**Supplied passage**
=======

Time is the starting point for the painting I am currently working on. I am looking back in history, thinking of the vast evolution of time, both geologic and human. However, this long look at time has caused me to examine my own micro-relationship to time. As a Westerner in the 21st century, I am often in an argument with time. I either don't have enough time, or I am frustrated that the "future I envision" time has not arrived, or I am disappointed in the way I spent my time in the past. It is really a humbling and slightly embarrassing moment to bring the microscope in to examine my relationship to time. However, there is pay off in this akward exploration, freedom. The most simple start to this path to freedom is posing the question:
"What would my life be like if I did not argue with time?"
It is a radical notion for someone like me, so trained in judging the past, present, and future and how it is not living up to my "standards & expectations". It's as if I have my own Standard & Poors rating index for time. Time rarely fits my "standards" because of the poverty in which I view time. However, ever optimistic, even with my judging self, I indulge in imaging what a day in the life of not judging time might look like:
- Waking up to realize how lucky I am to be in a warm, cozy bed lying next to the man I love.
- Drinking hot tea and eating toast, which to my surprise, I truly still enjoy even though I have eaten the same breakfast almost every day for years. (boring, yes, I know)

=======

[Records excerpted from a collection]

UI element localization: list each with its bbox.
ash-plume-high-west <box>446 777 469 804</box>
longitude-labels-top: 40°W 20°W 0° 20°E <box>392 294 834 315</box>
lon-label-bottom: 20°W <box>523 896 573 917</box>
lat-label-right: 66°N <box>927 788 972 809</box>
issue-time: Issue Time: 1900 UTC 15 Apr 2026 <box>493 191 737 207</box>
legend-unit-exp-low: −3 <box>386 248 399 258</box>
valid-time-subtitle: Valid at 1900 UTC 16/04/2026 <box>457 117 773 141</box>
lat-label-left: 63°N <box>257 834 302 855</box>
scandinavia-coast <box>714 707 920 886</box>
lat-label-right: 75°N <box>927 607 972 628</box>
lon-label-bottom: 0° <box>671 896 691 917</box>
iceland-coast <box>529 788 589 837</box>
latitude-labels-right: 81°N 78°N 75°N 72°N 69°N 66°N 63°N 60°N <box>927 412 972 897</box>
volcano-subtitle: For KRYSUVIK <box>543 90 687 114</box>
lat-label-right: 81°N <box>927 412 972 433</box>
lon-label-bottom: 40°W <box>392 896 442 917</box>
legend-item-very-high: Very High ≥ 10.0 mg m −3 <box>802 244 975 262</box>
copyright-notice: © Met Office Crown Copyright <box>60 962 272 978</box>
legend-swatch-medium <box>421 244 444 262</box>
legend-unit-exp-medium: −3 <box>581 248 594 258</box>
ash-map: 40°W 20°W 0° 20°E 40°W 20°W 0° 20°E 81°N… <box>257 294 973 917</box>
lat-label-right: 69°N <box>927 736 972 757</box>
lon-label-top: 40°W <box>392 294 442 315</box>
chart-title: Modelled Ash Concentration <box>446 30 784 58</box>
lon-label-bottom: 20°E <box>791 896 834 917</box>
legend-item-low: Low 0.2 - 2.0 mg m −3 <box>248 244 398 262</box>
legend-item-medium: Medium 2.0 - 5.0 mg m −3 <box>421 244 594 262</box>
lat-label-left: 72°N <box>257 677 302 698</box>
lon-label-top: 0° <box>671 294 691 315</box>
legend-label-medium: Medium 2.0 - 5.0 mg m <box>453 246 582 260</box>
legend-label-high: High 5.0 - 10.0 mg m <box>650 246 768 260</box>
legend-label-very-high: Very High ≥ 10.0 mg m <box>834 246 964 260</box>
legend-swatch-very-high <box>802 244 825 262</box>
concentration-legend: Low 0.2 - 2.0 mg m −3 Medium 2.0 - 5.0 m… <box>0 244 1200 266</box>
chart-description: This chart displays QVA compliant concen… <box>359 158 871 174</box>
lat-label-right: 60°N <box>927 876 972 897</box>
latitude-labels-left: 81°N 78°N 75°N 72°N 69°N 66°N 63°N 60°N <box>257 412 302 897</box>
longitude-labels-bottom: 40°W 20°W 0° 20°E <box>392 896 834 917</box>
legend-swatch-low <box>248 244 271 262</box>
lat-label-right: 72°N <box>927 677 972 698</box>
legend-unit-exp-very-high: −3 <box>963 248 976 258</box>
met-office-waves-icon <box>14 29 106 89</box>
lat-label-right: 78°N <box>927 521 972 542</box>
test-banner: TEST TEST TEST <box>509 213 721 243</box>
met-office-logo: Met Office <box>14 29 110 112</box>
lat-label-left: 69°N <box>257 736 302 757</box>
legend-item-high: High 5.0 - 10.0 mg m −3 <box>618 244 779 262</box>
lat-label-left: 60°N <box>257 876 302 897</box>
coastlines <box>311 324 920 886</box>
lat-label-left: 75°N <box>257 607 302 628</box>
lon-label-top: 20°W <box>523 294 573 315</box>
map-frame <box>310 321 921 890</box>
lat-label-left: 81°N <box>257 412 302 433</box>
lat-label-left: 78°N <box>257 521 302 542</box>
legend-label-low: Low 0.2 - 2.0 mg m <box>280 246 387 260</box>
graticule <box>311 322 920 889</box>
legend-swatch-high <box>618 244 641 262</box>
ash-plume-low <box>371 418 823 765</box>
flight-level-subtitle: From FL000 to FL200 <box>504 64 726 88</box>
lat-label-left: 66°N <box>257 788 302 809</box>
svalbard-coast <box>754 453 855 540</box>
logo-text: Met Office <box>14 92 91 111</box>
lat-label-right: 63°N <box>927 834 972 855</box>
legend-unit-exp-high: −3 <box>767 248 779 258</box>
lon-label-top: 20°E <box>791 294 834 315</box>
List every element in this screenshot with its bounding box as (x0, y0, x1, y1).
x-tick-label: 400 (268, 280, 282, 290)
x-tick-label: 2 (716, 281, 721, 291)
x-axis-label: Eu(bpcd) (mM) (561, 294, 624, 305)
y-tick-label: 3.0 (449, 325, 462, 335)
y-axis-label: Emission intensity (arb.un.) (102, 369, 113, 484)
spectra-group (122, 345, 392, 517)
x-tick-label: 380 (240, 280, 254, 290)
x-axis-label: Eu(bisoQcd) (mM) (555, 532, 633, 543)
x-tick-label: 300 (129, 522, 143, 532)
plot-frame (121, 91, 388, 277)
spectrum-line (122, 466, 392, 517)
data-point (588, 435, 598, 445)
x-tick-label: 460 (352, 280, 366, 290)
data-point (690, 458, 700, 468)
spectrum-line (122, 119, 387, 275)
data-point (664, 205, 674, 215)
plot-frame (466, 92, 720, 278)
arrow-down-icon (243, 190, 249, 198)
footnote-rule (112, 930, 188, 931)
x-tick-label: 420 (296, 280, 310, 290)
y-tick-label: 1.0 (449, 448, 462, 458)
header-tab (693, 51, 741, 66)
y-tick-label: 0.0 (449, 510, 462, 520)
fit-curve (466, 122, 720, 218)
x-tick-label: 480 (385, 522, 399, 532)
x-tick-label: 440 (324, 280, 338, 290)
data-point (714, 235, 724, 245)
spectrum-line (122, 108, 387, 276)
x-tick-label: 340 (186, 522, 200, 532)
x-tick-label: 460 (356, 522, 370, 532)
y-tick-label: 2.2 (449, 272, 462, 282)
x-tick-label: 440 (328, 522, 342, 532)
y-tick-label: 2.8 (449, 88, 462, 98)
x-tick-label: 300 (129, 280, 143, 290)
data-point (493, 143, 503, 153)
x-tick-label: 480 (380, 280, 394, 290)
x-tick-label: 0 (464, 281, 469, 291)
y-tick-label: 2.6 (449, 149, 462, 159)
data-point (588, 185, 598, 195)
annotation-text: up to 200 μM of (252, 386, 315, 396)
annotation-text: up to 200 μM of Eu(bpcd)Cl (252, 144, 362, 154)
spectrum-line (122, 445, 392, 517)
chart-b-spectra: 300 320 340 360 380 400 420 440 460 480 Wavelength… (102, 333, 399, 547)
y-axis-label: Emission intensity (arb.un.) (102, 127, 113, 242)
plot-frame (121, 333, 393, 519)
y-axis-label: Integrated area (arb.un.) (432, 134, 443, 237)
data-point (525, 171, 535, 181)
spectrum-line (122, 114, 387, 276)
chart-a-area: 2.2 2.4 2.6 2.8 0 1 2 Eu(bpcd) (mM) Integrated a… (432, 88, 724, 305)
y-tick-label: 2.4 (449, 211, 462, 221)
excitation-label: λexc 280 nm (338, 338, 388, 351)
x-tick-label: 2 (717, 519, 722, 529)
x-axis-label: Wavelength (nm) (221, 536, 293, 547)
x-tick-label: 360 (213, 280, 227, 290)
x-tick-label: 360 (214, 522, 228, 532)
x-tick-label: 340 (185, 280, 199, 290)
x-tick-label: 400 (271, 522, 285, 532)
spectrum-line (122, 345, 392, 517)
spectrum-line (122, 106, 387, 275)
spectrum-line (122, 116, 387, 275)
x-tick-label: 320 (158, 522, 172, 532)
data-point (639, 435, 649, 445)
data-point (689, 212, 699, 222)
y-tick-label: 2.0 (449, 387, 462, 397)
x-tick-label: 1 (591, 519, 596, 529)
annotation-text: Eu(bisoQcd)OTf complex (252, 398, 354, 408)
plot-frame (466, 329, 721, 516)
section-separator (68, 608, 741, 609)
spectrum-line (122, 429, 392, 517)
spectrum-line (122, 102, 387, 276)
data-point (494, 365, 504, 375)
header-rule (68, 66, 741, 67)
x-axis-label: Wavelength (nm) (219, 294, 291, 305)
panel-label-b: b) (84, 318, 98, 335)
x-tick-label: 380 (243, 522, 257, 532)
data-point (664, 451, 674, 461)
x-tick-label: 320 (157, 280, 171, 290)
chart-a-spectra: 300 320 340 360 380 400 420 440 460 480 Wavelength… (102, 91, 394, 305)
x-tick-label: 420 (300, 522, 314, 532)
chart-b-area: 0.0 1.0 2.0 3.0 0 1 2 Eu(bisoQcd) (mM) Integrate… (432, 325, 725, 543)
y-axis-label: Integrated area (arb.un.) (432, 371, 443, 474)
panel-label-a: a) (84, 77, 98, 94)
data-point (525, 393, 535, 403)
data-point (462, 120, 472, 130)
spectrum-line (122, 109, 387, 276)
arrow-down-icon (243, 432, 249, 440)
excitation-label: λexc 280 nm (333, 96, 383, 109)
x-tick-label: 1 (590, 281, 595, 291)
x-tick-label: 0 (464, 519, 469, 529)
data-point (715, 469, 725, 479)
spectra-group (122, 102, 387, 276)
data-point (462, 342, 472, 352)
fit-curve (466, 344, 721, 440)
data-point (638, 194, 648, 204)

=======

**To be done**
A – In the passage on time, what question does the writer pose as the simplest start to the path to freedom?
B – Please list every way the passage on time says the writer is in an argument with time.

**Solution list**
A – "What would my life be like if I did not argue with time?"

B –
- Not having enough time
- Being frustrated that the "future I envision" time has not arrived
- Being disappointed in the way time was spent in the past